◆ EXERCISE PASSAGE ◆
|---|
Occupational license reform will help the trades in Idaho
- Luke Hill
- 18 minutes ago
- 3 min read

The trades, electrical, plumbing, and HVAC (Heating, Ventilation, and Air Conditioning), face a growing concern surrounding what could most accurately be labeled a retirement crisis. Some estimates say that for every five journeyman who retire from the trades, only two apprentices from a younger generation will replace them.
Licensure raises the price of entry into the trades’ labor market, artificially limiting the number of people who can enter it. Given the ever-important need for skilled laborers in the trades, this is a big concern. The research shows that Idaho has the ability to lower its licensure requirements without significant harm, and therefore should do so.
Idaho’s licensure requirements are essentially the same across electrician, plumber, and HVAC. To gain a journeyman license, which allows someone to work alone at the commercial level, one must work as an apprentice for 8,000 hours under the supervision of a journeyman, and complete four years of course instruction.
Alternatively, one could also work as an apprentice for 16,000 hours under the supervision of a journeyman. For electrical licensure in particular, a journeyman electrician is allowed to supervise up to six apprentices at a time in residential settings, and two apprentices at a time in non-residential settings (commercial or industrial). No such stated ratios exist in Idaho law for plumbing or HVAC.
Idaho also has a universal licensure law, which allows it to streamline the process of getting a license for those who have already been licensed in another state. For electricians, there is reciprocity with Colorado, Maine, Montana, Nebraska, New Hampshire, New Mexico, North Dakota, Oklahoma, Oregon, South Dakota, Texas, and Wyoming. For plumbing, Idaho only has reciprocity with Montana, Oregon, and Washington.
For HVAC, Idaho does not have reciprocity with any state, but does allow applicants to submit documentation of 8,000 hours of work and four years (576 hours) of schooling, even if it was completed in another state, to then qualify for the entrance exam.
Finally, focusing on the journeyman license for electricity, Montana, New Mexico, North Dakota, South Dakota, and Texas all have lighter licensing requirements, only requiring 8,000 hours of work experience and a successful examination. This begs the question of why Idaho has decided that 8,000 hours of work experience is sufficient if you are in Texas but not if you are in Idaho. Surely, electrical work is not so different as to make 8,000 hours in Texas equal to 8,000 hours and 576 hours of schooling in Idaho.
So what should Idaho do? Should Idaho drop its licensure requirements to match the states it already reciprocates? Should it increase its requirements? Should it do nothing at all? There needs to be a more principled account of the usefulness of licensure. How does licensure actually affect the quality of the trades?
|---|
◆ RAW DATA ◆

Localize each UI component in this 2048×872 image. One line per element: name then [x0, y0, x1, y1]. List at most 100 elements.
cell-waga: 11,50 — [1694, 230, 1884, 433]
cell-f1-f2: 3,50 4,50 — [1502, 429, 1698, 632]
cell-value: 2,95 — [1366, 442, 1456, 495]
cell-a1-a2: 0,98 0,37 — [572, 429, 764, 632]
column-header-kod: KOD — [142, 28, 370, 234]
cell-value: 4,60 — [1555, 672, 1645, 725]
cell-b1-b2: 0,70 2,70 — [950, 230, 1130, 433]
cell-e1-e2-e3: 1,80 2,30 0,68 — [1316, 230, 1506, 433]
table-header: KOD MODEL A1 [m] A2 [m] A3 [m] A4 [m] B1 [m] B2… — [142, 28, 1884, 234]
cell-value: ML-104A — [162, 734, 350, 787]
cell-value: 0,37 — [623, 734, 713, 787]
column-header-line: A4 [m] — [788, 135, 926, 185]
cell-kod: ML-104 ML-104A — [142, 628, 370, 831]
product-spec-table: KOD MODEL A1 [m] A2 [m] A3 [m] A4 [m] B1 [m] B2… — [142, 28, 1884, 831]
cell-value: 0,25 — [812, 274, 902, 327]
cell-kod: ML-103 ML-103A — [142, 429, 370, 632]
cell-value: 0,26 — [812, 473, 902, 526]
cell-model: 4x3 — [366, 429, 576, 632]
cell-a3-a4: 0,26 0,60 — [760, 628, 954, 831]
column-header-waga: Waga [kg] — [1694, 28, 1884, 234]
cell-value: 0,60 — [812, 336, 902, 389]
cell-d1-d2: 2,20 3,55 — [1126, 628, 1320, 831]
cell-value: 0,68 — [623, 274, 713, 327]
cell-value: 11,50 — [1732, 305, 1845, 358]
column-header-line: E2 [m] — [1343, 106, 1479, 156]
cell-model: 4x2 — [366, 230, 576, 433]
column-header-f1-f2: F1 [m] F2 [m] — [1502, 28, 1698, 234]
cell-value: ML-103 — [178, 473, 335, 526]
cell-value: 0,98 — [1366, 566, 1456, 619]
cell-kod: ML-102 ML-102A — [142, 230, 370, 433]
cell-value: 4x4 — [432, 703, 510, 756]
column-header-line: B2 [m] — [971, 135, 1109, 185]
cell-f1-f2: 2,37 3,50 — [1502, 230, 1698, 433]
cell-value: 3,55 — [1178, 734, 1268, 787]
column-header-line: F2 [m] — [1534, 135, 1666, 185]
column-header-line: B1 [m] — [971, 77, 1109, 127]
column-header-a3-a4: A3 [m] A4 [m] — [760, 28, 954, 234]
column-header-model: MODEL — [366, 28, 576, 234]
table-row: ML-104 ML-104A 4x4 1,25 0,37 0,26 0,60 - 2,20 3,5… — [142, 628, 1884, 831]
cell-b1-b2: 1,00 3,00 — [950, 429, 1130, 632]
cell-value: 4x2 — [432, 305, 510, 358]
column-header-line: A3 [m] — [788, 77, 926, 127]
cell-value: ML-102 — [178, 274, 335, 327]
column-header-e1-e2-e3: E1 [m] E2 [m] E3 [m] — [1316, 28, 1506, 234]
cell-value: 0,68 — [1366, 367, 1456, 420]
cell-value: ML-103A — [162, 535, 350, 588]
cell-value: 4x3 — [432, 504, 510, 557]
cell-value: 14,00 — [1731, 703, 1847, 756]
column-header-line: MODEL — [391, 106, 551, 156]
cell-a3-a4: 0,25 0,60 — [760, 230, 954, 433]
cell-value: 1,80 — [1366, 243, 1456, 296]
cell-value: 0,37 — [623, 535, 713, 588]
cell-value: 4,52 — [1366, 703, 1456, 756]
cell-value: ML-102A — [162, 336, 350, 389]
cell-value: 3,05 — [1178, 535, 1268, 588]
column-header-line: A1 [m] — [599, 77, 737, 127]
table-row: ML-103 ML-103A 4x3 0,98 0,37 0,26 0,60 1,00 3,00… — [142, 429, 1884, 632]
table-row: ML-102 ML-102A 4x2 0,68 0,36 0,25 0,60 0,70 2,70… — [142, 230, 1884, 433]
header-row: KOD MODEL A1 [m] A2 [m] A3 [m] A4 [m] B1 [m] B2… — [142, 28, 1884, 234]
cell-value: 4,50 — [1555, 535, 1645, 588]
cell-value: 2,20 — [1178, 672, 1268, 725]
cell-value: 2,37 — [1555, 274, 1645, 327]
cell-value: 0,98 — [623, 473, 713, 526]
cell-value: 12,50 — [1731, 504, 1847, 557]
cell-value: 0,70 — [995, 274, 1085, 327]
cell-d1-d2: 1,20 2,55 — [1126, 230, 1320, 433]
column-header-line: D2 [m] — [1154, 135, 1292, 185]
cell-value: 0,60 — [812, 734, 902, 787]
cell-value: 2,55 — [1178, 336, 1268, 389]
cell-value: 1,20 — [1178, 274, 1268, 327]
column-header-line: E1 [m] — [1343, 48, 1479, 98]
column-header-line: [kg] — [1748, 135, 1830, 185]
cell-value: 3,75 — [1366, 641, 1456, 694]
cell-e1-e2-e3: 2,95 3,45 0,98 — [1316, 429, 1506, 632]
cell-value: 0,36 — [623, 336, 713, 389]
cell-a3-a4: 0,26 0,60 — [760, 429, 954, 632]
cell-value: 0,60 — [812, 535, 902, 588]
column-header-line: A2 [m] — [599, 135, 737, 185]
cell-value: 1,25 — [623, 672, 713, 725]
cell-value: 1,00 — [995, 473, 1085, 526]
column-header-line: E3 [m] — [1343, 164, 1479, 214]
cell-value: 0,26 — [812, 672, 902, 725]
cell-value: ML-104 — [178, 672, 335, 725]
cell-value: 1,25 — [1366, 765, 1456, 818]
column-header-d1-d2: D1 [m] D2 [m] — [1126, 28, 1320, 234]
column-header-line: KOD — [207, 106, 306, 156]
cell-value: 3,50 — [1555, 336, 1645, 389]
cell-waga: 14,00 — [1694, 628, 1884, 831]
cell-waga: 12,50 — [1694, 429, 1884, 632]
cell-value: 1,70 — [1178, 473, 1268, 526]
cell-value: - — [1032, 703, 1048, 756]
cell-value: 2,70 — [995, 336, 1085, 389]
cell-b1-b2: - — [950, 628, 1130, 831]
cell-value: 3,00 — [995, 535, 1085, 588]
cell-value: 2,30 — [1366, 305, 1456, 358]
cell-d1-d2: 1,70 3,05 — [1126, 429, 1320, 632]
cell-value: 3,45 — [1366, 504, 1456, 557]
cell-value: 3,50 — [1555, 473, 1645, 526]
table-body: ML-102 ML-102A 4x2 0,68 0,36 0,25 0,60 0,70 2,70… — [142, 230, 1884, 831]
|---|
◆ WHAT IS NEEDED ◆
Continue the article on occupational licensing in Idaho's trades, starting right after its last line, "How does licensure actually affect the quality of the trades?"

◆ EXPECTED ANSWER ◆
The main argument for licensure is that it protects consumers from poor-quality workers. It is argued that there is a large risk factor if a low-quality electrician enters the field. But does licensure actually ensure that there will be higher-quality electricians, or does it just artificially restrict the number of people in the trades? Are there other associated benefits that may outweigh the costs?
Often, the main benefit cited in favor of occupational licensing is that licensing increases quality. This argument says that in high-risk occupations, such as medicine, where consumers lack the appropriate knowledge to compare between different doctors, or where there is low market competition that lowers the incentive for raising quality between competing firms, the government can protect consumers by instituting licensing that ensures only high-quality workers enter the respective field.
Of the twelve studies reviewed by a 2015 White House study, however, only two of them found positive increases in quality. The document says outright that “[m]ost empirical evidence does not find that stricter licensing requirements improve quality, public safety or health.”
In spite of evidence that there is growing market demand for the trades, and in spite of evidence that those same trades are suffering from shortages, Idaho continues to impose heavy licensure requirements on electricians, plumbers, and HVAC workers.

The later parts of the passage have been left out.